[Records]
▬▬▬

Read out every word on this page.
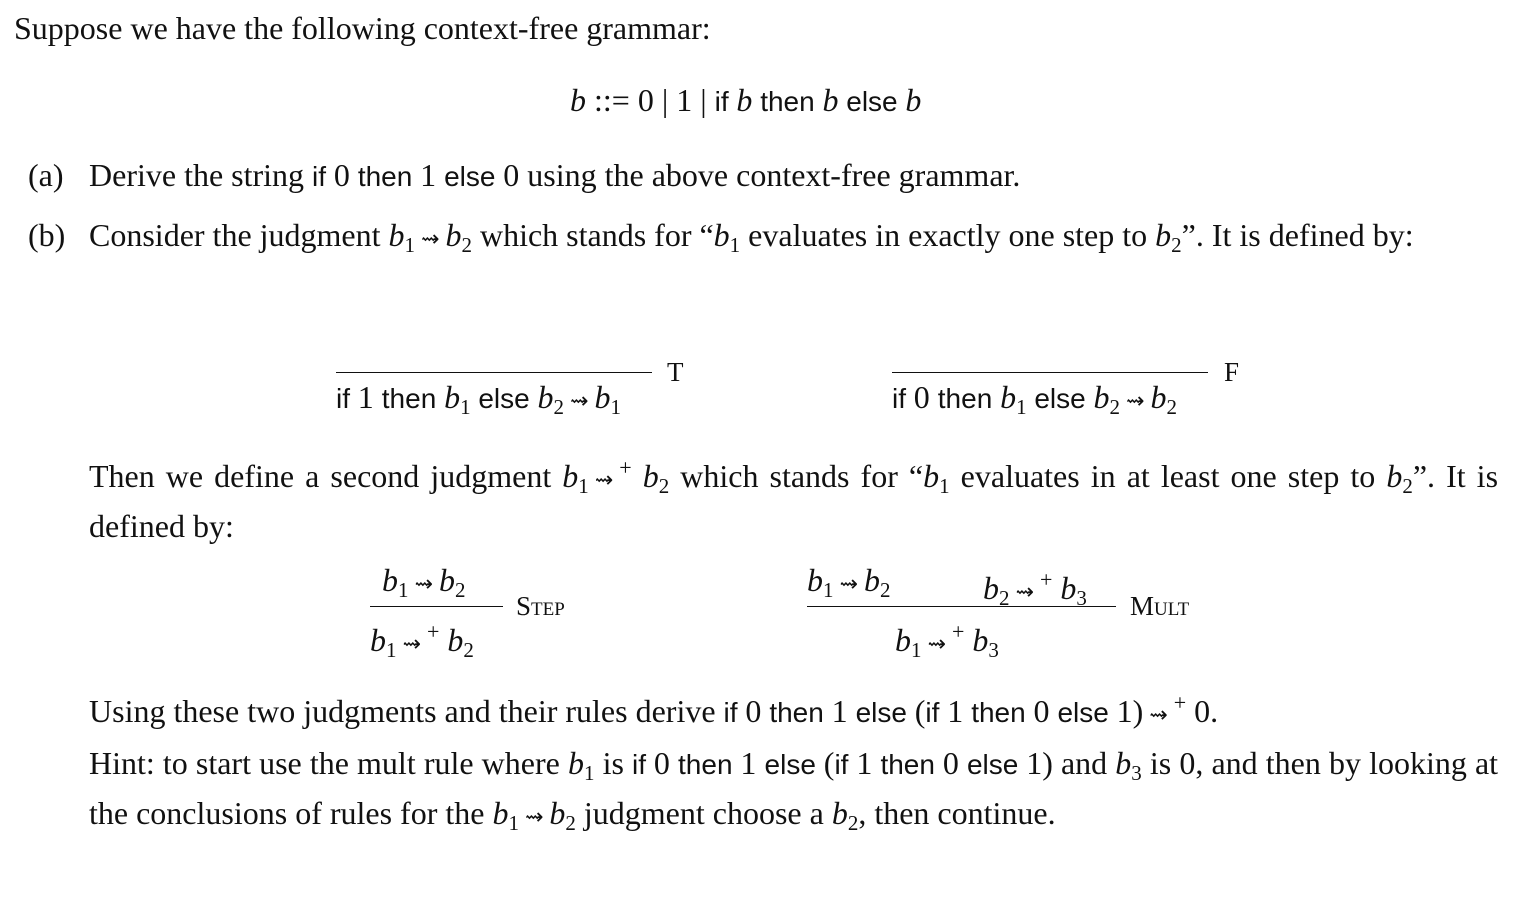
Suppose we have the following context-free grammar:
b ::= 0 | 1 | if b then b else b
(a) Derive the string if 0 then 1 else 0 using the above context-free grammar.
(b) Consider the judgment $b_1$ ⇝ $b_2$ which stands for “$b_1$ evaluates in exactly one step to $b_2$”. It is defined by:
if 1 then $b_1$ else $b_2$ ⇝ $b_1$
T
if 0 then $b_1$ else $b_2$ ⇝ $b_2$
F
Then we define a second judgment $b_1$ ⇝+ $b_2$ which stands for “$b_1$ evaluates in at least one step to $b_2$”. It is defined by:
$b_1$ ⇝ $b_2$
$b_1$ ⇝+ $b_2$
Step
$b_1$ ⇝ $b_2$	$b_2$ ⇝+ $b_3$
$b_1$ ⇝+ $b_3$
Mult
Using these two judgments and their rules derive if 0 then 1 else (if 1 then 0 else 1) ⇝+ 0.
Hint: to start use the mult rule where $b_1$ is if 0 then 1 else (if 1 then 0 else 1) and $b_3$ is 0, and then by looking at the conclusions of rules for the $b_1$ ⇝ $b_2$ judgment choose a $b_2$, then continue.
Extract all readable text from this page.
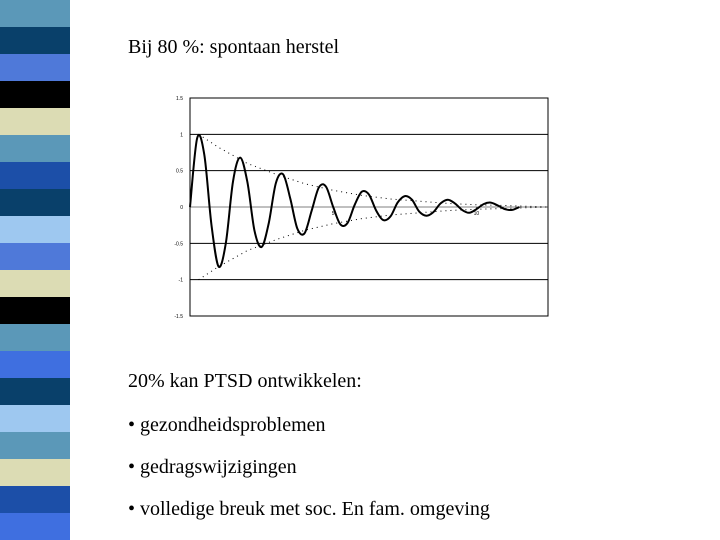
Bij 80 %: spontaan herstel
1.5
1
0.5
0
-0.5
-1
-1.5
5	10
20% kan PTSD ontwikkelen:
• gezondheidsproblemen
• gedragswijzigingen
• volledige breuk met soc. En fam. omgeving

▬▬▬

Output the data above without changes, apart from leaving out the pictures.

Read out every word on this page.
Suppose we have the following context-free grammar:
b ::= 0 | 1 | if b then b else b
(a) Derive the string if 0 then 1 else 0 using the above context-free grammar.
(b) Consider the judgment $b_1$ ⇝ $b_2$ which stands for “$b_1$ evaluates in exactly one step to $b_2$”. It is defined by:
if 1 then $b_1$ else $b_2$ ⇝ $b_1$
T
if 0 then $b_1$ else $b_2$ ⇝ $b_2$
F
Then we define a second judgment $b_1$ ⇝+ $b_2$ which stands for “$b_1$ evaluates in at least one step to $b_2$”. It is defined by:
$b_1$ ⇝ $b_2$
$b_1$ ⇝+ $b_2$
Step
$b_1$ ⇝ $b_2$	$b_2$ ⇝+ $b_3$
$b_1$ ⇝+ $b_3$
Mult
Using these two judgments and their rules derive if 0 then 1 else (if 1 then 0 else 1) ⇝+ 0.
Hint: to start use the mult rule where $b_1$ is if 0 then 1 else (if 1 then 0 else 1) and $b_3$ is 0, and then by looking at the conclusions of rules for the $b_1$ ⇝ $b_2$ judgment choose a $b_2$, then continue.
Extract all readable text from this page.
Bij 80 %: spontaan herstel
1.5
1
0.5
0
-0.5
-1
-1.5
5	10
20% kan PTSD ontwikkelen:
• gezondheidsproblemen
• gedragswijzigingen
• volledige breuk met soc. En fam. omgeving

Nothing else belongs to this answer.